THE TASK:
Repeat the full listing below verbatim and keep the images out.

--

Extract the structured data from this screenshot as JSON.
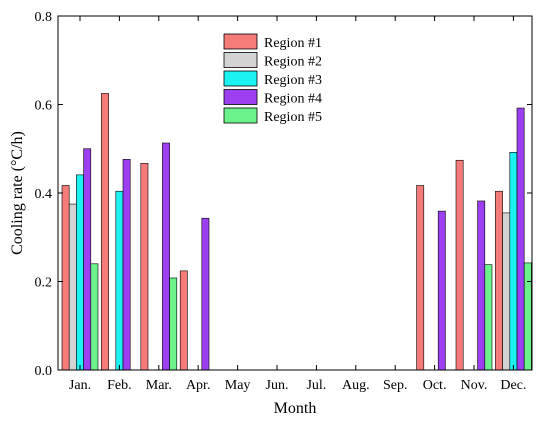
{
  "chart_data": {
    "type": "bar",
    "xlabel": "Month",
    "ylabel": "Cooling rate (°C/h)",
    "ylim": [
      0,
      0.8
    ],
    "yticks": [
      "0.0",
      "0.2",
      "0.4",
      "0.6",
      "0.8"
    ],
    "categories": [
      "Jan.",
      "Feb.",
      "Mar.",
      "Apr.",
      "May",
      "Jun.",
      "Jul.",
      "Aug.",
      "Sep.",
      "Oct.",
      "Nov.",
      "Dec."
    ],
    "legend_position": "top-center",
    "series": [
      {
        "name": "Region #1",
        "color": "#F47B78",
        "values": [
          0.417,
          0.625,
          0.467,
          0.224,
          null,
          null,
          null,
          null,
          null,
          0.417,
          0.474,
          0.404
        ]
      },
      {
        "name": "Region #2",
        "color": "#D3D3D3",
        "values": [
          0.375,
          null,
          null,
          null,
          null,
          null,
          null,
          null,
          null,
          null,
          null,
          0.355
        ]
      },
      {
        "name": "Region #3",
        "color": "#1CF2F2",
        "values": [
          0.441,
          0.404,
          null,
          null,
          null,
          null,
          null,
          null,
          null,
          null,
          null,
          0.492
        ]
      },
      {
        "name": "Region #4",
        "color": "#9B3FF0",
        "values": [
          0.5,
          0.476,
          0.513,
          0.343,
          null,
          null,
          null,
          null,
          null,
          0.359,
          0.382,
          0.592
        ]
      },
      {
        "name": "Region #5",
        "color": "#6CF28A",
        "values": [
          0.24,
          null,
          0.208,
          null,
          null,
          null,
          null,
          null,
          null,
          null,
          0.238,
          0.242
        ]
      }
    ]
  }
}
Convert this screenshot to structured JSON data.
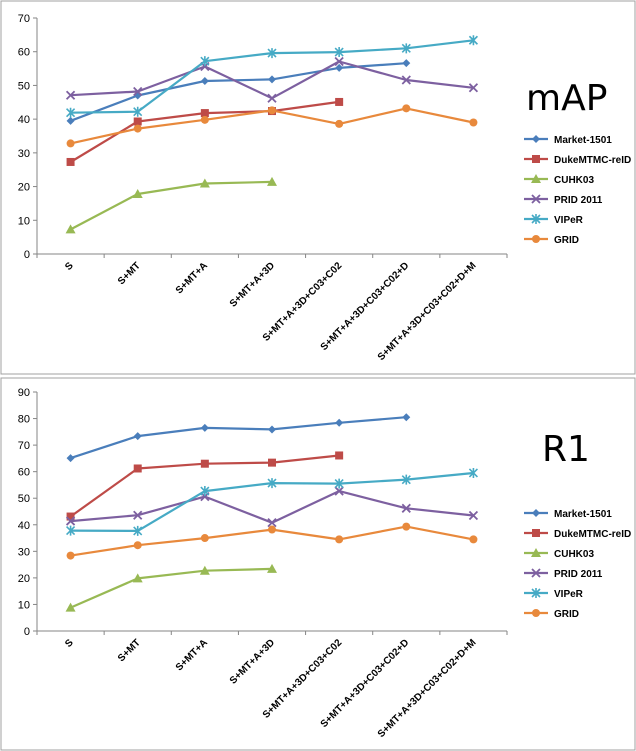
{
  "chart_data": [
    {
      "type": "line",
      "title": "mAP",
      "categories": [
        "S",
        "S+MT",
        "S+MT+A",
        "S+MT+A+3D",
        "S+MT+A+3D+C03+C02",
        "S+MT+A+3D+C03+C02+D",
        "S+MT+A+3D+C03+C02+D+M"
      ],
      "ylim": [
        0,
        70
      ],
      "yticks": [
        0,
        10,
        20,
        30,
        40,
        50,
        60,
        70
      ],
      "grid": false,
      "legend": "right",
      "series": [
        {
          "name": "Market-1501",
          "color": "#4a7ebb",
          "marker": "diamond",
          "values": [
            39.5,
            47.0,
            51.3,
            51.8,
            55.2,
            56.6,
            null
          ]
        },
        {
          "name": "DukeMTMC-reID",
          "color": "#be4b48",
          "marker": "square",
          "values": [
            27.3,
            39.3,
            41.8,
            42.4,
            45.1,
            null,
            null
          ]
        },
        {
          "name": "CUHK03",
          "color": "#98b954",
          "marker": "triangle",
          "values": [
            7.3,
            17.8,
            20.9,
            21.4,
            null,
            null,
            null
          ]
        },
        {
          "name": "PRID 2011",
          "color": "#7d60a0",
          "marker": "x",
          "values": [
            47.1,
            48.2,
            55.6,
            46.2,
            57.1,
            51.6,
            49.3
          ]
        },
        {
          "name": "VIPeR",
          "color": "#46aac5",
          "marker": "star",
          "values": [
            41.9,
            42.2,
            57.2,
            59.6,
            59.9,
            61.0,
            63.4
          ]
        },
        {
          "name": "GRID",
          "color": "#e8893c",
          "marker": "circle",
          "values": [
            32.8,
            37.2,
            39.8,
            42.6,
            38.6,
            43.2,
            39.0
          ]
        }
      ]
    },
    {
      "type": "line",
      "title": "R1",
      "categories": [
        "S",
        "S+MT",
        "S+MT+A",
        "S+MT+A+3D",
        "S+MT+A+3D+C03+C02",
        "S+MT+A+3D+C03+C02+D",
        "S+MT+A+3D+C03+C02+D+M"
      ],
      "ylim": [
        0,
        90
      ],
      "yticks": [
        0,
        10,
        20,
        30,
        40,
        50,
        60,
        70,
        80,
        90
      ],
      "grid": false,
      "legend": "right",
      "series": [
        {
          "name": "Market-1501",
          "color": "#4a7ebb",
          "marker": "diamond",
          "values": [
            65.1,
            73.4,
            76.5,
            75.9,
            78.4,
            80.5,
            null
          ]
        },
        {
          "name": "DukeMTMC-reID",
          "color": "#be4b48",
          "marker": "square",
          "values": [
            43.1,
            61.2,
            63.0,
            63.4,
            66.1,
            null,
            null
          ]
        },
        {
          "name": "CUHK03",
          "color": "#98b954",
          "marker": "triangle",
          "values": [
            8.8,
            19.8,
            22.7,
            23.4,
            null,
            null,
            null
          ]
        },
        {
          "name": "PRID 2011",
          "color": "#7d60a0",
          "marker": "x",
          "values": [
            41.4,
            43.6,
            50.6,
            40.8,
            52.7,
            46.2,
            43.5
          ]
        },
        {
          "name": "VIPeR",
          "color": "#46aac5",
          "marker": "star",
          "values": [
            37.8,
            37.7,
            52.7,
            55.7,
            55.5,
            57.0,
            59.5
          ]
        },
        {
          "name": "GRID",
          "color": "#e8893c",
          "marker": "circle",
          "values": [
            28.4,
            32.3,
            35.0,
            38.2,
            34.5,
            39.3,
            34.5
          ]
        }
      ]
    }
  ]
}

--

OUTPUT BELOW:
Extract the structured data from this screenshot as JSON.
{
  "chart_data": {
    "type": "bar",
    "xlabel": "Month",
    "ylabel": "Cooling rate (°C/h)",
    "ylim": [
      0,
      0.8
    ],
    "yticks": [
      "0.0",
      "0.2",
      "0.4",
      "0.6",
      "0.8"
    ],
    "categories": [
      "Jan.",
      "Feb.",
      "Mar.",
      "Apr.",
      "May",
      "Jun.",
      "Jul.",
      "Aug.",
      "Sep.",
      "Oct.",
      "Nov.",
      "Dec."
    ],
    "legend_position": "top-center",
    "series": [
      {
        "name": "Region #1",
        "color": "#F47B78",
        "values": [
          0.417,
          0.625,
          0.467,
          0.224,
          null,
          null,
          null,
          null,
          null,
          0.417,
          0.474,
          0.404
        ]
      },
      {
        "name": "Region #2",
        "color": "#D3D3D3",
        "values": [
          0.375,
          null,
          null,
          null,
          null,
          null,
          null,
          null,
          null,
          null,
          null,
          0.355
        ]
      },
      {
        "name": "Region #3",
        "color": "#1CF2F2",
        "values": [
          0.441,
          0.404,
          null,
          null,
          null,
          null,
          null,
          null,
          null,
          null,
          null,
          0.492
        ]
      },
      {
        "name": "Region #4",
        "color": "#9B3FF0",
        "values": [
          0.5,
          0.476,
          0.513,
          0.343,
          null,
          null,
          null,
          null,
          null,
          0.359,
          0.382,
          0.592
        ]
      },
      {
        "name": "Region #5",
        "color": "#6CF28A",
        "values": [
          0.24,
          null,
          0.208,
          null,
          null,
          null,
          null,
          null,
          null,
          null,
          0.238,
          0.242
        ]
      }
    ]
  }
}
Convert this screenshot to structured JSON data.
{
  "chart_data": [
    {
      "type": "line",
      "title": "mAP",
      "categories": [
        "S",
        "S+MT",
        "S+MT+A",
        "S+MT+A+3D",
        "S+MT+A+3D+C03+C02",
        "S+MT+A+3D+C03+C02+D",
        "S+MT+A+3D+C03+C02+D+M"
      ],
      "ylim": [
        0,
        70
      ],
      "yticks": [
        0,
        10,
        20,
        30,
        40,
        50,
        60,
        70
      ],
      "grid": false,
      "legend": "right",
      "series": [
        {
          "name": "Market-1501",
          "color": "#4a7ebb",
          "marker": "diamond",
          "values": [
            39.5,
            47.0,
            51.3,
            51.8,
            55.2,
            56.6,
            null
          ]
        },
        {
          "name": "DukeMTMC-reID",
          "color": "#be4b48",
          "marker": "square",
          "values": [
            27.3,
            39.3,
            41.8,
            42.4,
            45.1,
            null,
            null
          ]
        },
        {
          "name": "CUHK03",
          "color": "#98b954",
          "marker": "triangle",
          "values": [
            7.3,
            17.8,
            20.9,
            21.4,
            null,
            null,
            null
          ]
        },
        {
          "name": "PRID 2011",
          "color": "#7d60a0",
          "marker": "x",
          "values": [
            47.1,
            48.2,
            55.6,
            46.2,
            57.1,
            51.6,
            49.3
          ]
        },
        {
          "name": "VIPeR",
          "color": "#46aac5",
          "marker": "star",
          "values": [
            41.9,
            42.2,
            57.2,
            59.6,
            59.9,
            61.0,
            63.4
          ]
        },
        {
          "name": "GRID",
          "color": "#e8893c",
          "marker": "circle",
          "values": [
            32.8,
            37.2,
            39.8,
            42.6,
            38.6,
            43.2,
            39.0
          ]
        }
      ]
    },
    {
      "type": "line",
      "title": "R1",
      "categories": [
        "S",
        "S+MT",
        "S+MT+A",
        "S+MT+A+3D",
        "S+MT+A+3D+C03+C02",
        "S+MT+A+3D+C03+C02+D",
        "S+MT+A+3D+C03+C02+D+M"
      ],
      "ylim": [
        0,
        90
      ],
      "yticks": [
        0,
        10,
        20,
        30,
        40,
        50,
        60,
        70,
        80,
        90
      ],
      "grid": false,
      "legend": "right",
      "series": [
        {
          "name": "Market-1501",
          "color": "#4a7ebb",
          "marker": "diamond",
          "values": [
            65.1,
            73.4,
            76.5,
            75.9,
            78.4,
            80.5,
            null
          ]
        },
        {
          "name": "DukeMTMC-reID",
          "color": "#be4b48",
          "marker": "square",
          "values": [
            43.1,
            61.2,
            63.0,
            63.4,
            66.1,
            null,
            null
          ]
        },
        {
          "name": "CUHK03",
          "color": "#98b954",
          "marker": "triangle",
          "values": [
            8.8,
            19.8,
            22.7,
            23.4,
            null,
            null,
            null
          ]
        },
        {
          "name": "PRID 2011",
          "color": "#7d60a0",
          "marker": "x",
          "values": [
            41.4,
            43.6,
            50.6,
            40.8,
            52.7,
            46.2,
            43.5
          ]
        },
        {
          "name": "VIPeR",
          "color": "#46aac5",
          "marker": "star",
          "values": [
            37.8,
            37.7,
            52.7,
            55.7,
            55.5,
            57.0,
            59.5
          ]
        },
        {
          "name": "GRID",
          "color": "#e8893c",
          "marker": "circle",
          "values": [
            28.4,
            32.3,
            35.0,
            38.2,
            34.5,
            39.3,
            34.5
          ]
        }
      ]
    }
  ]
}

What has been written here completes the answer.